#### Required work
Show every line in the entries below where the word "user" appears.

-------- Input

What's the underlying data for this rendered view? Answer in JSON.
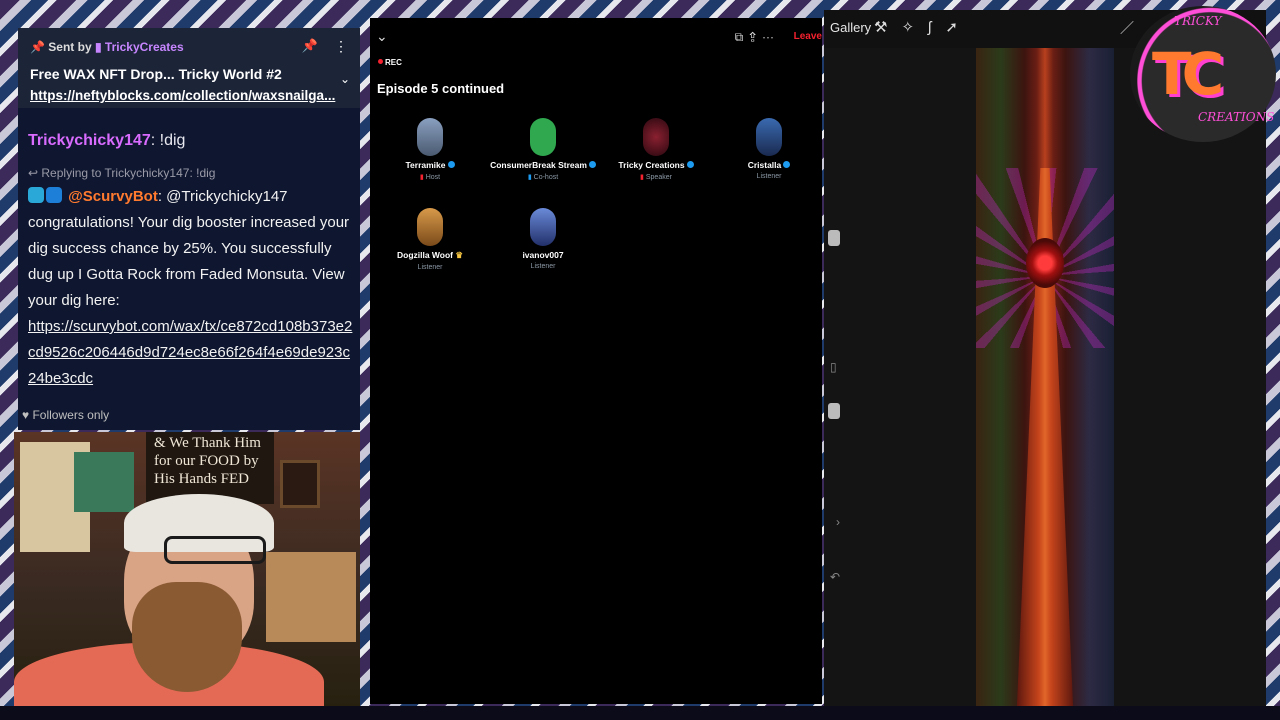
{
  "chat": {
    "pinned": {
      "sent_by_prefix": "Sent by",
      "sender": "TrickyCreates",
      "title": "Free WAX NFT Drop... Tricky World #2",
      "link": "https://neftyblocks.com/collection/waxsnailga..."
    },
    "message1": {
      "user": "Trickychicky147",
      "text": ": !dig"
    },
    "reply_to": "Replying to Trickychicky147: !dig",
    "message2": {
      "user": "@ScurvyBot",
      "text": ": @Trickychicky147 congratulations! Your dig booster increased your dig success chance by 25%. You successfully dug up I Gotta Rock from Faded Monsuta. View your dig here:",
      "link": "https://scurvybot.com/wax/tx/ce872cd108b373e2cd9526c206446d9d724ec8e66f264f4e69de923c24be3cdc"
    },
    "followers_only": "Followers only"
  },
  "webcam": {
    "sign_text": "& We Thank Him for our FOOD by His Hands FED"
  },
  "spaces": {
    "rec_label": "REC",
    "leave_label": "Leave",
    "episode_title": "Episode 5 continued",
    "participants": [
      {
        "name": "Terramike",
        "role": "Host",
        "color": "#6d7f99"
      },
      {
        "name": "ConsumerBreak Stream",
        "role": "Co-host",
        "color": "#2fa84f"
      },
      {
        "name": "Tricky Creations",
        "role": "Speaker",
        "color": "#4a1020"
      },
      {
        "name": "Cristalla",
        "role": "Listener",
        "color": "#2a4a8a"
      },
      {
        "name": "Dogzilla Woof",
        "role": "Listener",
        "color": "#b9772e"
      },
      {
        "name": "ivanov007",
        "role": "Listener",
        "color": "#3e5aa8"
      }
    ]
  },
  "procreate": {
    "gallery_label": "Gallery"
  },
  "logo": {
    "top_text": "TRICKY",
    "letters": "TC",
    "bottom_text": "CREATIONS"
  }
}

----------------

#### Solution to the problem
      "user": "Trickychicky147",
      "user": "@ScurvyBot",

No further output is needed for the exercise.